Your task is to copy every line of the entries that contains "需提供原件审核".

- DATASET EXTRACT -

^^^^^^^^

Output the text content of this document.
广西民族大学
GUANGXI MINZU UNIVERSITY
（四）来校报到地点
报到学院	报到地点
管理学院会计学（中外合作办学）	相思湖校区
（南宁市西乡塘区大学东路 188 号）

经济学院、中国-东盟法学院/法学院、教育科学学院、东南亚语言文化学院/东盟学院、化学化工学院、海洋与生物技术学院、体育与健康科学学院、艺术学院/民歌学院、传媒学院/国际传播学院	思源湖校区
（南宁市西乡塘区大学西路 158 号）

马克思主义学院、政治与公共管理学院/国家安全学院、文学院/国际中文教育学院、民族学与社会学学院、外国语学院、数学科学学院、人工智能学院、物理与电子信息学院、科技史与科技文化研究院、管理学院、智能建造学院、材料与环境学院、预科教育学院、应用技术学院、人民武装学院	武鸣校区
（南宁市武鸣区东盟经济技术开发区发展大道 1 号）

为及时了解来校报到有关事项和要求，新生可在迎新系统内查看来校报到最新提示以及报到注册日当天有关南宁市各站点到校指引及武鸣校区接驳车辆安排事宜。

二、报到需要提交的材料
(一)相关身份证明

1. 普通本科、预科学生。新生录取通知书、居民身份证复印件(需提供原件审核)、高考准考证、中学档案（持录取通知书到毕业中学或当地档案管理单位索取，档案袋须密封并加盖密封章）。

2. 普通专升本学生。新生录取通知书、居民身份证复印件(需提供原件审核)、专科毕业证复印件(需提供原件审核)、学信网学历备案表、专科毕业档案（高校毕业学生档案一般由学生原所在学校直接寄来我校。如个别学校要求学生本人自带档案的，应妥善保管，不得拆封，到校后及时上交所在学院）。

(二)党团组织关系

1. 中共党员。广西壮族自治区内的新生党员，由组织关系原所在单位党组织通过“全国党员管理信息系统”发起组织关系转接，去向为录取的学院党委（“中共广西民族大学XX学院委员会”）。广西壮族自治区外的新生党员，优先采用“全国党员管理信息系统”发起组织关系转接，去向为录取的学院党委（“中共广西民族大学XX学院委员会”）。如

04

^^^^^^^^

- FULL OUTPUT -
1. 普通本科、预科学生。新生录取通知书、居民身份证复印件(需提供原件审核)、高考准考证、中学档案（持录取通知书到毕业中学或当地档案管理单位索取，档案袋须密封并加盖密封章）。
2. 普通专升本学生。新生录取通知书、居民身份证复印件(需提供原件审核)、专科毕业证复印件(需提供原件审核)、学信网学历备案表、专科毕业档案（高校毕业学生档案一般由学生原所在学校直接寄来我校。如个别学校要求学生本人自带档案的，应妥善保管，不得拆封，到校后及时上交所在学院）。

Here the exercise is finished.